#### [SUPPLIED TEXT]
━━━━━━━━━━━━━━━━━━━━━━━━━━━━━━
TLDR: the attack considered is not easy. It's possible, or not, depending on unstated hypothesis.
First we'll rephrase the question¹.
We assume an asymmetric encryption system, similar to textbook RSA, with
- key generation of a public/private key pair $(\mathrm{pk},\mathrm{sk})$,
- encryption $c:=E_\mathrm{pk}(p)$ where $p$ is the plaintext, $c$ is the ciphertext
- matching decryption $p:=D_\mathrm{sk}(c)$ that works for all $c$ obtained as $E_\mathrm{pk}(p)$
- where $p$ and $c$ are from a common interval $[0,n)$, with $n$ embedded in $\mathrm{pk}$ and $\mathrm{sk}$.
We assume this encryption system is secure under known plaintext attack.
We assume an ideal hash function $\operatorname{Hash}$ with output in $[0,h)$, with $h\le n$ for all $(\mathrm{pk},\mathrm{sk})$ the encryption system generates.
We derive a digital signature scheme where
- key generation is as in the encryption
- the signature of message $m$ is $s=D_\mathrm{sk}(\operatorname{Hash}(m))$
- the verification procedure $\mathrm{Vrfy}_\mathrm{pk}(m,s)$ outputs Pass if $\operatorname{Hash}(m)=E_\mathrm{pk}(s)$, or Fail otherwise.
I stress this is not a usual way to construct signature: no signature scheme in wide use quite matches², and many like DSA, ECDSA, EdDSA are very different.
The question asks if a hacker can select $m$ and $s$ such that $\mathrm{Vrfy}_\mathrm{pk}(m,s)$ output Pass, that is such that $\operatorname{Hash}(m)=E_\mathrm{pk}(s)$.
Good news: the signature system verifies successfully when message and signature are unaltered. Argument: since the input and output set of encryption $E_\mathrm{pk}$ are the same, and there is a decryption function $D_\mathrm{sk}$ that inverts $E_\mathrm{pk}$ for all $p$, both $E_\mathrm{pk}$ and $D_\mathrm{sk}$ are permutations of that set, one the inverse of the other. Thus for all $c$ in that set it holds $E_\mathrm{pk}(D_\mathrm{sk}(c))=c$. Applying this with $c=\operatorname{Hash}(m)$, which the condition $h\le n$ makes possible for all $m$, we get that $E_\mathrm{pk}(s)=E_\mathrm{pk}(D_\mathrm{sk}(\operatorname{Hash}(m)))=\operatorname{Hash}(m)$, therefore $\mathrm{Vrfy}_\mathrm{pk}(m,s)$ output Pass.
More good news: it is not easy for adversaries holder of $\mathrm{pk}$ to select $m$ and $s$ such that $\operatorname{Hash}(m)=E_\mathrm{pk}(s)$. Nothing straightforward seems to work:
- When adversaries first choose arbitrary $m$, and compute $c=\operatorname{Hash}(m)$, that $c$ is random-like, except for being in the lower subset $[0,h)$ of $[0,n)$. When they next try to find $s$ with $c=E_\mathrm{pk}(s)$, they are essentially facing the problem of decrypting arbitrary ciphertext, and that's hard (it can be proven that deciphering an arbitrary cipertext must be hard under the KPA hypothesis we made about the cipher).
━━━━━━━━━━━━━━━━━━━━━━━━━━━━━━
#### [WRITTEN TASKS]
1/ List the signature schemes that the signature-scheme text names as being very different from the construction it describes.
2/ In the signature-scheme text, take everything from "First we'll rephrase" down to "known plaintext attack." and write it out again, renaming "encryption system" to "cipher" wherever it occurs.

#### [DATA SHOWN]
━━━━━━━━━━━━━━━━━━━━━━━━━━━━━━
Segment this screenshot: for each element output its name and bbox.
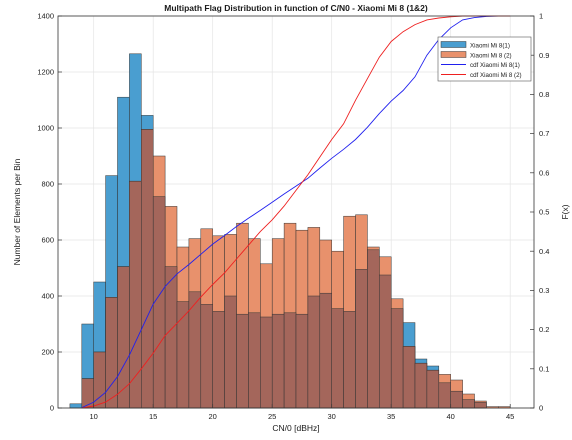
━━━━━━━━━━━━━━━━━━━━━━━━━━━━━━
#### [ANSWERS PROVIDED]
1/ DSA, ECDSA, EdDSA

2/
First we'll rephrase the question¹.
We assume an asymmetric cipher, similar to textbook RSA, with
- key generation of a public/private key pair $(\mathrm{pk},\mathrm{sk})$,
- encryption $c:=E_\mathrm{pk}(p)$ where $p$ is the plaintext, $c$ is the ciphertext
- matching decryption $p:=D_\mathrm{sk}(c)$ that works for all $c$ obtained as $E_\mathrm{pk}(p)$
- where $p$ and $c$ are from a common interval $[0,n)$, with $n$ embedded in $\mathrm{pk}$ and $\mathrm{sk}$.
We assume this cipher is secure under known plaintext attack.